- [Directions for this task]: Copy out each line exactly; pictures stay out of the copy.

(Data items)
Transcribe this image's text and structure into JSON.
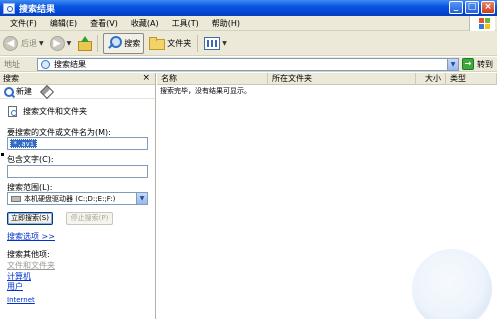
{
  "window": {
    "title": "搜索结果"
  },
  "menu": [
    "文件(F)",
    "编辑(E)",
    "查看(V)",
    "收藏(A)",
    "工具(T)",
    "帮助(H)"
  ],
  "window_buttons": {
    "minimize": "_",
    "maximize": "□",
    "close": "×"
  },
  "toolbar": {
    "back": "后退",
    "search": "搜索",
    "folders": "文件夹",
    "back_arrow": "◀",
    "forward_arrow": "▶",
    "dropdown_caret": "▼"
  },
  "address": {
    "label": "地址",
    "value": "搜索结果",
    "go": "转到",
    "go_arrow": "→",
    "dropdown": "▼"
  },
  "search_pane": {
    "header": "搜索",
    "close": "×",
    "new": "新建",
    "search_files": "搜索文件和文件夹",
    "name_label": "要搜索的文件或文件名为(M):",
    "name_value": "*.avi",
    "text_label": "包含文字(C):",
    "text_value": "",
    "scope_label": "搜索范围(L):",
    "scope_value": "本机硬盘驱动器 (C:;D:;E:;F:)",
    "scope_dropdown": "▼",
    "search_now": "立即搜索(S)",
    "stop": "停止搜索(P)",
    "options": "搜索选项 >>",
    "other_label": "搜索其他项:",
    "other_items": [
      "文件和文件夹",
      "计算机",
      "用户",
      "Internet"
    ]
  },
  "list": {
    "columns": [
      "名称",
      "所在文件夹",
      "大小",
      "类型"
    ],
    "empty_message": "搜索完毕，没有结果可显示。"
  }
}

- [Solution to the problem]:
Transcribe this image's text and structure into JSON.
{
  "window": {
    "title": "搜索结果"
  },
  "menu": [
    "文件(F)",
    "编辑(E)",
    "查看(V)",
    "收藏(A)",
    "工具(T)",
    "帮助(H)"
  ],
  "window_buttons": {
    "minimize": "_",
    "maximize": "□",
    "close": "×"
  },
  "toolbar": {
    "back": "后退",
    "search": "搜索",
    "folders": "文件夹",
    "back_arrow": "◀",
    "forward_arrow": "▶",
    "dropdown_caret": "▼"
  },
  "address": {
    "label": "地址",
    "value": "搜索结果",
    "go": "转到",
    "go_arrow": "→",
    "dropdown": "▼"
  },
  "search_pane": {
    "header": "搜索",
    "close": "×",
    "new": "新建",
    "search_files": "搜索文件和文件夹",
    "name_label": "要搜索的文件或文件名为(M):",
    "name_value": "*.avi",
    "text_label": "包含文字(C):",
    "text_value": "",
    "scope_label": "搜索范围(L):",
    "scope_value": "本机硬盘驱动器 (C:;D:;E:;F:)",
    "scope_dropdown": "▼",
    "search_now": "立即搜索(S)",
    "stop": "停止搜索(P)",
    "options": "搜索选项 >>",
    "other_label": "搜索其他项:",
    "other_items": [
      "文件和文件夹",
      "计算机",
      "用户",
      "Internet"
    ]
  },
  "list": {
    "columns": [
      "名称",
      "所在文件夹",
      "大小",
      "类型"
    ],
    "empty_message": "搜索完毕，没有结果可显示。"
  }
}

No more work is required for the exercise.